In the listing below, find every line with the string "screenshot" and pull it out.

▸ **Source records**:
※ ※ ※

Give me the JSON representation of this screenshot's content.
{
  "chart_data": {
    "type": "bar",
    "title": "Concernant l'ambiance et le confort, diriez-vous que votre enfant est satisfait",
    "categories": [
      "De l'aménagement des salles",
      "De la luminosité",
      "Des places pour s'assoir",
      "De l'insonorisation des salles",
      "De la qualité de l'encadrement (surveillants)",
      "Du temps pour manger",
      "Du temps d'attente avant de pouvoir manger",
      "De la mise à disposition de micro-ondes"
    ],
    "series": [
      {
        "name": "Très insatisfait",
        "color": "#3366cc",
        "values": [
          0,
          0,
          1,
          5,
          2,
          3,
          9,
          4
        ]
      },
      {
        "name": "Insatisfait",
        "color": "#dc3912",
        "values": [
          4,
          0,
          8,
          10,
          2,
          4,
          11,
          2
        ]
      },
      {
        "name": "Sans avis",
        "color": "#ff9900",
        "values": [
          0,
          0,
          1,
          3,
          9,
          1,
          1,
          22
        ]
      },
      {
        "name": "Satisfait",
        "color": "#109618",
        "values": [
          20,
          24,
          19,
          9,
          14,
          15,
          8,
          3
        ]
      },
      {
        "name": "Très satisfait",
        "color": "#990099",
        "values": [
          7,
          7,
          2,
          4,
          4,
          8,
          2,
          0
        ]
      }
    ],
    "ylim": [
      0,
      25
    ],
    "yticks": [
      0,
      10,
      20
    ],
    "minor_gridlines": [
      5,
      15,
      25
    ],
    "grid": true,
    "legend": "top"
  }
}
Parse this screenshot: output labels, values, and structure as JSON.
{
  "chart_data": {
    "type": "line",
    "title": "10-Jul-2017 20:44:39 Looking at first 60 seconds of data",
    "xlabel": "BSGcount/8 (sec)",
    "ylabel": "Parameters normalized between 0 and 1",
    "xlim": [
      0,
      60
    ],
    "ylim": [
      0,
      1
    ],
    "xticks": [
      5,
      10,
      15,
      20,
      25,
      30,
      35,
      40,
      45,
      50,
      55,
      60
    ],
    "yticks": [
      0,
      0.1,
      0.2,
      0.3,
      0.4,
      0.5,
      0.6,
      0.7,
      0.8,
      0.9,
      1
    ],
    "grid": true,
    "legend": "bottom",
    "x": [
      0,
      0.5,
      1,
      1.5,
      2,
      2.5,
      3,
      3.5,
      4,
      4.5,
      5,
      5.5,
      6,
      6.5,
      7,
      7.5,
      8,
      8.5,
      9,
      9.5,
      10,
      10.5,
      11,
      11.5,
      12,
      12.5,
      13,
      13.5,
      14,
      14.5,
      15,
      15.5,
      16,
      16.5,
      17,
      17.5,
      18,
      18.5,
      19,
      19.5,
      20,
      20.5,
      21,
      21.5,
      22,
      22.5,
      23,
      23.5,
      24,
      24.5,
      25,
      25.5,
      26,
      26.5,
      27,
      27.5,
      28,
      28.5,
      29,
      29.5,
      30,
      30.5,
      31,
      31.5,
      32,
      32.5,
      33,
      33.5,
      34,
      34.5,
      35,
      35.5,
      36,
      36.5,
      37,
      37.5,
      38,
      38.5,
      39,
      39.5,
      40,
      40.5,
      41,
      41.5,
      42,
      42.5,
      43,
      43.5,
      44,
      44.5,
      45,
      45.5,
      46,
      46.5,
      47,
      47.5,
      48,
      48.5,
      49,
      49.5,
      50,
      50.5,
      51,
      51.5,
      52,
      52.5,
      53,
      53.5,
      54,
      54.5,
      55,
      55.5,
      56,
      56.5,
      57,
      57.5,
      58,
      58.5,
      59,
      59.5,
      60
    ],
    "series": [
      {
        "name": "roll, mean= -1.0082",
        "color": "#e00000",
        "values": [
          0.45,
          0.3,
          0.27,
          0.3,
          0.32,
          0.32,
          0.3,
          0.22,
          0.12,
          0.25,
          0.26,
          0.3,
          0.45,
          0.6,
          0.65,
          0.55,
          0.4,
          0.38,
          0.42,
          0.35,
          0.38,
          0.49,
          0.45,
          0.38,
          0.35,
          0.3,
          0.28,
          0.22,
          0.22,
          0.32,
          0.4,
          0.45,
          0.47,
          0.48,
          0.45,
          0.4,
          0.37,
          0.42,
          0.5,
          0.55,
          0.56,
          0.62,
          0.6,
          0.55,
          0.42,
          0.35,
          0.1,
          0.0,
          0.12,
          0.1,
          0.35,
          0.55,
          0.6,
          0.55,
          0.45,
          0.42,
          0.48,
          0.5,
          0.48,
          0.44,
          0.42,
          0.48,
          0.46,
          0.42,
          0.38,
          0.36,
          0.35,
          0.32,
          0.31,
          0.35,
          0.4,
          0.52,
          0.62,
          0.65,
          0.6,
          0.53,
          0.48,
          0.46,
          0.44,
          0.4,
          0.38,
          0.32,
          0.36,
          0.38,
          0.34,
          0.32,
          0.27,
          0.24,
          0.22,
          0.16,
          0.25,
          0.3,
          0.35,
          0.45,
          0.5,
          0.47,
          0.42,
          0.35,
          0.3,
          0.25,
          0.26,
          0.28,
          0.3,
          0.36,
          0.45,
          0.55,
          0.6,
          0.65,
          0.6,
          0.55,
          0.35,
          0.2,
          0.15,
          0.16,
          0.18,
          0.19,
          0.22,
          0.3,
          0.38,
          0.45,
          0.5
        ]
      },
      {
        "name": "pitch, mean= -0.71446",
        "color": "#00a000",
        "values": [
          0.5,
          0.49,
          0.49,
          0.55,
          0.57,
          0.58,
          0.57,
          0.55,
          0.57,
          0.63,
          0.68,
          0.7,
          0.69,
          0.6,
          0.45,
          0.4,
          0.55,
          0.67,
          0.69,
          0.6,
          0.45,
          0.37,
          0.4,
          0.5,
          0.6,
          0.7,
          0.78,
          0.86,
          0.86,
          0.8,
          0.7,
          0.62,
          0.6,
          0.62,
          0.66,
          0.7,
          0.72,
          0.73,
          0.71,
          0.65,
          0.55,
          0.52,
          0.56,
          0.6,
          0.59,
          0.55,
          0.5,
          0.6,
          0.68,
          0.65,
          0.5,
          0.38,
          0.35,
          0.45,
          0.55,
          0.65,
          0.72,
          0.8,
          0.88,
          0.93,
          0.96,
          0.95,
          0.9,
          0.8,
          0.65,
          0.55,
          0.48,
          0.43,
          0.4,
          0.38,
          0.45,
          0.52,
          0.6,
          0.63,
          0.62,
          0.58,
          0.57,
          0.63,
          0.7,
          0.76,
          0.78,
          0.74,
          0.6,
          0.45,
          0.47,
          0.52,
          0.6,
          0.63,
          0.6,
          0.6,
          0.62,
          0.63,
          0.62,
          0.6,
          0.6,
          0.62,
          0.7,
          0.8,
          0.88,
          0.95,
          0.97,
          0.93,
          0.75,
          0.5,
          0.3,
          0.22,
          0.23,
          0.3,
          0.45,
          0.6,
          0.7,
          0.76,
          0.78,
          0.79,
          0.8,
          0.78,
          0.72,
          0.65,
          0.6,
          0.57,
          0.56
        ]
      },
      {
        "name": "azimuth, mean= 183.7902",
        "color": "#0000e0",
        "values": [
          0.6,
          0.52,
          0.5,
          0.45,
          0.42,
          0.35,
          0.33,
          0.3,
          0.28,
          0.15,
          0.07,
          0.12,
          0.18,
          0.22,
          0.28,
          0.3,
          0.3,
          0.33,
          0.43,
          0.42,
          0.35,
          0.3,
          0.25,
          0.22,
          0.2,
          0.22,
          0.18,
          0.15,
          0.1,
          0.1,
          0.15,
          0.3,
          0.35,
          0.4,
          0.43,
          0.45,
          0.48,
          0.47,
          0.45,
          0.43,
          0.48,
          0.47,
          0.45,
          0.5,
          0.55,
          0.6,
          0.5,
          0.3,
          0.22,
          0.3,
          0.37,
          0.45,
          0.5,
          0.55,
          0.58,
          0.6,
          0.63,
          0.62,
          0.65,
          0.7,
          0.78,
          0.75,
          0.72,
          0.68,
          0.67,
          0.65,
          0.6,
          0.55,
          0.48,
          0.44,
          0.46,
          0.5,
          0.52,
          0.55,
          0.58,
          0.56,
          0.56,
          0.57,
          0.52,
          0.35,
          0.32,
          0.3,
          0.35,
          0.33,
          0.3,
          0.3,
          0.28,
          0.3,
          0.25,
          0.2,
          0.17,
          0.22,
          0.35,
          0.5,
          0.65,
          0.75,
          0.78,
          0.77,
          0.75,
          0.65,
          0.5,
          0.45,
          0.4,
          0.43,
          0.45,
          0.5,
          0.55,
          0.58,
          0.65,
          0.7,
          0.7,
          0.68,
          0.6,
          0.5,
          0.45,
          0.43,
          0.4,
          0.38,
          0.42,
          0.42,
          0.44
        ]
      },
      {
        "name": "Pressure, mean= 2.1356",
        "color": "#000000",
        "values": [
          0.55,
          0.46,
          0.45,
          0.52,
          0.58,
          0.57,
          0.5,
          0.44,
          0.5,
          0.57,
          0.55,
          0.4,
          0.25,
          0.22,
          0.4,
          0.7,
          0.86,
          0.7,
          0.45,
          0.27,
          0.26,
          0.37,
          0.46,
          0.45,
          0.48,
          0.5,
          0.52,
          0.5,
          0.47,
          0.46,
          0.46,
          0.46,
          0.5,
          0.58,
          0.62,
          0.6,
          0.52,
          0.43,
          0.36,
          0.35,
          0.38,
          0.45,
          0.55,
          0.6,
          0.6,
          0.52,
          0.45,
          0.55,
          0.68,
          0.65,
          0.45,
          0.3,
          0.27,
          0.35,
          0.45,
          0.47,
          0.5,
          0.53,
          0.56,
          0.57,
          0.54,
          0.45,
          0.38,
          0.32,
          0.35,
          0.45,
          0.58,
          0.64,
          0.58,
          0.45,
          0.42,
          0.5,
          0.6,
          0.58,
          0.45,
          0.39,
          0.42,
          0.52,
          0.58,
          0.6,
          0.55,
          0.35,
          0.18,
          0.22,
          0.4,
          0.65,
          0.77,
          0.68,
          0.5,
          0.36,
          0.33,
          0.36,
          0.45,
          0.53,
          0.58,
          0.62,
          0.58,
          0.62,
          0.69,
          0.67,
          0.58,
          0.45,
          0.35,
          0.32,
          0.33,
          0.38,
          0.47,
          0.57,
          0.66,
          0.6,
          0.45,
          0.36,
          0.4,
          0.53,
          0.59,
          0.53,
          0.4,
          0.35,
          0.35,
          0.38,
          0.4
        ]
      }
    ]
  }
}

※ ※ ※

▸ **Task result**:
Give me the JSON representation of this screenshot's content.
Parse this screenshot: output labels, values, and structure as JSON.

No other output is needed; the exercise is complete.